══ TASK INPUTS ══
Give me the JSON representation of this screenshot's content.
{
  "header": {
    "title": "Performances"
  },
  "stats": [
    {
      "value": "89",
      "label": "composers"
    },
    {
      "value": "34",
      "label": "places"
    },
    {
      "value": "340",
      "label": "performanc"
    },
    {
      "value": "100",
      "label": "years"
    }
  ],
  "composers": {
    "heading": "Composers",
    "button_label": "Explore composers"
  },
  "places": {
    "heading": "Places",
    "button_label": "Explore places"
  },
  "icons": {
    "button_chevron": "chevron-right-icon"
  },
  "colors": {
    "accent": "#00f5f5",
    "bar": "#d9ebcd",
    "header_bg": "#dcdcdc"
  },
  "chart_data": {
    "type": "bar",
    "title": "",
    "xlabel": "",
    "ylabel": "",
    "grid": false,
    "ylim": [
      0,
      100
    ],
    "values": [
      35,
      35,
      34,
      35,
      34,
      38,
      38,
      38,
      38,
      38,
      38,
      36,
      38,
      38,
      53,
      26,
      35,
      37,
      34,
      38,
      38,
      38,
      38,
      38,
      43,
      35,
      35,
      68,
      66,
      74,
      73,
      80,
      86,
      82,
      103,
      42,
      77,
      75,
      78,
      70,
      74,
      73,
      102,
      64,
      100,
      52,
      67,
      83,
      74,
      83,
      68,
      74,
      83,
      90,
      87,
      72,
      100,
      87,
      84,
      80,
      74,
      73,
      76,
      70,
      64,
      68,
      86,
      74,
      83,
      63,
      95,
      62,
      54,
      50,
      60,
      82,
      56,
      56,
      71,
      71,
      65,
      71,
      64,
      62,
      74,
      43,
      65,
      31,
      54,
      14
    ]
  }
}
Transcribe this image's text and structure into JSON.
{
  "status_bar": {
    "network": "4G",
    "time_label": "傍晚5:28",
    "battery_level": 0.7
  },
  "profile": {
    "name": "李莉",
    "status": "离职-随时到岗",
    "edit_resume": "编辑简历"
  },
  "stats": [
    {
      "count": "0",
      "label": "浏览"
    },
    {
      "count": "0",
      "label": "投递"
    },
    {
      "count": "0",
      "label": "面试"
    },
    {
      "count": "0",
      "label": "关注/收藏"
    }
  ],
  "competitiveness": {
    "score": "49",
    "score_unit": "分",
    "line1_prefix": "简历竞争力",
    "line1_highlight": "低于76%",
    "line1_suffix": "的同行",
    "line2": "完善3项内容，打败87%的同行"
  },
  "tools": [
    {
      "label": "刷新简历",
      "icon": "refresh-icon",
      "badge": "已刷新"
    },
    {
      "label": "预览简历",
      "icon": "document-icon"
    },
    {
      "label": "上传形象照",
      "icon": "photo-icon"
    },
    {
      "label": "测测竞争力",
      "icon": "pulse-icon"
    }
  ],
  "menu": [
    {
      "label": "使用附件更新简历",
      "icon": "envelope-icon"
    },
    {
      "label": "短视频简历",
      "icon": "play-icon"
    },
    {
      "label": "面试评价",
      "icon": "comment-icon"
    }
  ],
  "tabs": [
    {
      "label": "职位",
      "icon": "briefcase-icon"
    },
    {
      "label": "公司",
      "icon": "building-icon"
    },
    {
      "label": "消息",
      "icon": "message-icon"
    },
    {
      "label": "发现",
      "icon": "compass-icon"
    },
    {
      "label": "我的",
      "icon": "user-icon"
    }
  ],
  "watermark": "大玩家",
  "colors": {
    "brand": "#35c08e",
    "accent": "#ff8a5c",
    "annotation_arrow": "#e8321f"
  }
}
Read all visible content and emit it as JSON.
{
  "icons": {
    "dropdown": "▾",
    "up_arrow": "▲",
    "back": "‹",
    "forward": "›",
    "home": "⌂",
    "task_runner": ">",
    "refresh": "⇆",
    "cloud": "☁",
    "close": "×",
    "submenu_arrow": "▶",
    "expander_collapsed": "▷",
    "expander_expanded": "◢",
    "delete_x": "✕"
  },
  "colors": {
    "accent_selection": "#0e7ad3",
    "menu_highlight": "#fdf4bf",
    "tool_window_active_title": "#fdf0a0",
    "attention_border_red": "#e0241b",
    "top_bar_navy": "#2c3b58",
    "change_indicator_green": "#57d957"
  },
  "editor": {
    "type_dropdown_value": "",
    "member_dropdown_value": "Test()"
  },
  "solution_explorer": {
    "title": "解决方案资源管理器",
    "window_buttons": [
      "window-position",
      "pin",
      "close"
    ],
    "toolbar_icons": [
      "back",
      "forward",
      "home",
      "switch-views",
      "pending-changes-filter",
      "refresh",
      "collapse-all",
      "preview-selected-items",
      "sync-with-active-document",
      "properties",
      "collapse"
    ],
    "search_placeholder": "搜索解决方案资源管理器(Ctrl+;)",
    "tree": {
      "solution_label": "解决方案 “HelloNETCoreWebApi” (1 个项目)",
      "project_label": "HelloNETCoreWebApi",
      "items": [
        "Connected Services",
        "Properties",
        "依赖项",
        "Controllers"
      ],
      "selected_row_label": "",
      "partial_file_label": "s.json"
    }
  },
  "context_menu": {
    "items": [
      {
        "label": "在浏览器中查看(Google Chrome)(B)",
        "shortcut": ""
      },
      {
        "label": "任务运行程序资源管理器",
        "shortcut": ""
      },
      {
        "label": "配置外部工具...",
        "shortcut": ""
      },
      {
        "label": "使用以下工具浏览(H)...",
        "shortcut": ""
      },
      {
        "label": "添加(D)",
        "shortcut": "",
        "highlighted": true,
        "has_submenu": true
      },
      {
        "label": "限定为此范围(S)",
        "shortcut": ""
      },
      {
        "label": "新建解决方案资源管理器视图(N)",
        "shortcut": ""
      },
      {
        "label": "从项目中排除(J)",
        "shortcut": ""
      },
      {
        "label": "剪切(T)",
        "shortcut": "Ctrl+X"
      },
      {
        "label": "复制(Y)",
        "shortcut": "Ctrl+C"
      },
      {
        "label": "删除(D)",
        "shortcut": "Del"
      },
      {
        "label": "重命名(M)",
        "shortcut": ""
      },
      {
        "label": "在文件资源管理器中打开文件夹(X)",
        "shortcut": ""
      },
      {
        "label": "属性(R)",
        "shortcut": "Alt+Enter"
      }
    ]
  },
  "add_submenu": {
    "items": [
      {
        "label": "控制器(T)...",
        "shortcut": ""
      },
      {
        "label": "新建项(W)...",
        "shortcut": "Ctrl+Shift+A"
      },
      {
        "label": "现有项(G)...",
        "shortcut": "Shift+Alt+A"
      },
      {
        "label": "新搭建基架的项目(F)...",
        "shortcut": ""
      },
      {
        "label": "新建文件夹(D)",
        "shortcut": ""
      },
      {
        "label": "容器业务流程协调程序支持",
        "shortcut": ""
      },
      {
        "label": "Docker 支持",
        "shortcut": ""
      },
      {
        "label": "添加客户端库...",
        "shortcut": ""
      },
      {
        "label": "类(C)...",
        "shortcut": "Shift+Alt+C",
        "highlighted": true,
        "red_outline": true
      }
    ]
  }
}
═══
EXERCISE AIM
Print all of the entries again, exactly as written.

TASK OUTPUT
Give me the JSON representation of this screenshot's content.
{
  "header": {
    "title": "Performances"
  },
  "stats": [
    {
      "value": "89",
      "label": "composers"
    },
    {
      "value": "34",
      "label": "places"
    },
    {
      "value": "340",
      "label": "performanc"
    },
    {
      "value": "100",
      "label": "years"
    }
  ],
  "composers": {
    "heading": "Composers",
    "button_label": "Explore composers"
  },
  "places": {
    "heading": "Places",
    "button_label": "Explore places"
  },
  "icons": {
    "button_chevron": "chevron-right-icon"
  },
  "colors": {
    "accent": "#00f5f5",
    "bar": "#d9ebcd",
    "header_bg": "#dcdcdc"
  },
  "chart_data": {
    "type": "bar",
    "title": "",
    "xlabel": "",
    "ylabel": "",
    "grid": false,
    "ylim": [
      0,
      100
    ],
    "values": [
      35,
      35,
      34,
      35,
      34,
      38,
      38,
      38,
      38,
      38,
      38,
      36,
      38,
      38,
      53,
      26,
      35,
      37,
      34,
      38,
      38,
      38,
      38,
      38,
      43,
      35,
      35,
      68,
      66,
      74,
      73,
      80,
      86,
      82,
      103,
      42,
      77,
      75,
      78,
      70,
      74,
      73,
      102,
      64,
      100,
      52,
      67,
      83,
      74,
      83,
      68,
      74,
      83,
      90,
      87,
      72,
      100,
      87,
      84,
      80,
      74,
      73,
      76,
      70,
      64,
      68,
      86,
      74,
      83,
      63,
      95,
      62,
      54,
      50,
      60,
      82,
      56,
      56,
      71,
      71,
      65,
      71,
      64,
      62,
      74,
      43,
      65,
      31,
      54,
      14
    ]
  }
}
Transcribe this image's text and structure into JSON.
{
  "status_bar": {
    "network": "4G",
    "time_label": "傍晚5:28",
    "battery_level": 0.7
  },
  "profile": {
    "name": "李莉",
    "status": "离职-随时到岗",
    "edit_resume": "编辑简历"
  },
  "stats": [
    {
      "count": "0",
      "label": "浏览"
    },
    {
      "count": "0",
      "label": "投递"
    },
    {
      "count": "0",
      "label": "面试"
    },
    {
      "count": "0",
      "label": "关注/收藏"
    }
  ],
  "competitiveness": {
    "score": "49",
    "score_unit": "分",
    "line1_prefix": "简历竞争力",
    "line1_highlight": "低于76%",
    "line1_suffix": "的同行",
    "line2": "完善3项内容，打败87%的同行"
  },
  "tools": [
    {
      "label": "刷新简历",
      "icon": "refresh-icon",
      "badge": "已刷新"
    },
    {
      "label": "预览简历",
      "icon": "document-icon"
    },
    {
      "label": "上传形象照",
      "icon": "photo-icon"
    },
    {
      "label": "测测竞争力",
      "icon": "pulse-icon"
    }
  ],
  "menu": [
    {
      "label": "使用附件更新简历",
      "icon": "envelope-icon"
    },
    {
      "label": "短视频简历",
      "icon": "play-icon"
    },
    {
      "label": "面试评价",
      "icon": "comment-icon"
    }
  ],
  "tabs": [
    {
      "label": "职位",
      "icon": "briefcase-icon"
    },
    {
      "label": "公司",
      "icon": "building-icon"
    },
    {
      "label": "消息",
      "icon": "message-icon"
    },
    {
      "label": "发现",
      "icon": "compass-icon"
    },
    {
      "label": "我的",
      "icon": "user-icon"
    }
  ],
  "watermark": "大玩家",
  "colors": {
    "brand": "#35c08e",
    "accent": "#ff8a5c",
    "annotation_arrow": "#e8321f"
  }
}
Read all visible content and emit it as JSON.
{
  "icons": {
    "dropdown": "▾",
    "up_arrow": "▲",
    "back": "‹",
    "forward": "›",
    "home": "⌂",
    "task_runner": ">",
    "refresh": "⇆",
    "cloud": "☁",
    "close": "×",
    "submenu_arrow": "▶",
    "expander_collapsed": "▷",
    "expander_expanded": "◢",
    "delete_x": "✕"
  },
  "colors": {
    "accent_selection": "#0e7ad3",
    "menu_highlight": "#fdf4bf",
    "tool_window_active_title": "#fdf0a0",
    "attention_border_red": "#e0241b",
    "top_bar_navy": "#2c3b58",
    "change_indicator_green": "#57d957"
  },
  "editor": {
    "type_dropdown_value": "",
    "member_dropdown_value": "Test()"
  },
  "solution_explorer": {
    "title": "解决方案资源管理器",
    "window_buttons": [
      "window-position",
      "pin",
      "close"
    ],
    "toolbar_icons": [
      "back",
      "forward",
      "home",
      "switch-views",
      "pending-changes-filter",
      "refresh",
      "collapse-all",
      "preview-selected-items",
      "sync-with-active-document",
      "properties",
      "collapse"
    ],
    "search_placeholder": "搜索解决方案资源管理器(Ctrl+;)",
    "tree": {
      "solution_label": "解决方案 “HelloNETCoreWebApi” (1 个项目)",
      "project_label": "HelloNETCoreWebApi",
      "items": [
        "Connected Services",
        "Properties",
        "依赖项",
        "Controllers"
      ],
      "selected_row_label": "",
      "partial_file_label": "s.json"
    }
  },
  "context_menu": {
    "items": [
      {
        "label": "在浏览器中查看(Google Chrome)(B)",
        "shortcut": ""
      },
      {
        "label": "任务运行程序资源管理器",
        "shortcut": ""
      },
      {
        "label": "配置外部工具...",
        "shortcut": ""
      },
      {
        "label": "使用以下工具浏览(H)...",
        "shortcut": ""
      },
      {
        "label": "添加(D)",
        "shortcut": "",
        "highlighted": true,
        "has_submenu": true
      },
      {
        "label": "限定为此范围(S)",
        "shortcut": ""
      },
      {
        "label": "新建解决方案资源管理器视图(N)",
        "shortcut": ""
      },
      {
        "label": "从项目中排除(J)",
        "shortcut": ""
      },
      {
        "label": "剪切(T)",
        "shortcut": "Ctrl+X"
      },
      {
        "label": "复制(Y)",
        "shortcut": "Ctrl+C"
      },
      {
        "label": "删除(D)",
        "shortcut": "Del"
      },
      {
        "label": "重命名(M)",
        "shortcut": ""
      },
      {
        "label": "在文件资源管理器中打开文件夹(X)",
        "shortcut": ""
      },
      {
        "label": "属性(R)",
        "shortcut": "Alt+Enter"
      }
    ]
  },
  "add_submenu": {
    "items": [
      {
        "label": "控制器(T)...",
        "shortcut": ""
      },
      {
        "label": "新建项(W)...",
        "shortcut": "Ctrl+Shift+A"
      },
      {
        "label": "现有项(G)...",
        "shortcut": "Shift+Alt+A"
      },
      {
        "label": "新搭建基架的项目(F)...",
        "shortcut": ""
      },
      {
        "label": "新建文件夹(D)",
        "shortcut": ""
      },
      {
        "label": "容器业务流程协调程序支持",
        "shortcut": ""
      },
      {
        "label": "Docker 支持",
        "shortcut": ""
      },
      {
        "label": "添加客户端库...",
        "shortcut": ""
      },
      {
        "label": "类(C)...",
        "shortcut": "Shift+Alt+C",
        "highlighted": true,
        "red_outline": true
      }
    ]
  }
}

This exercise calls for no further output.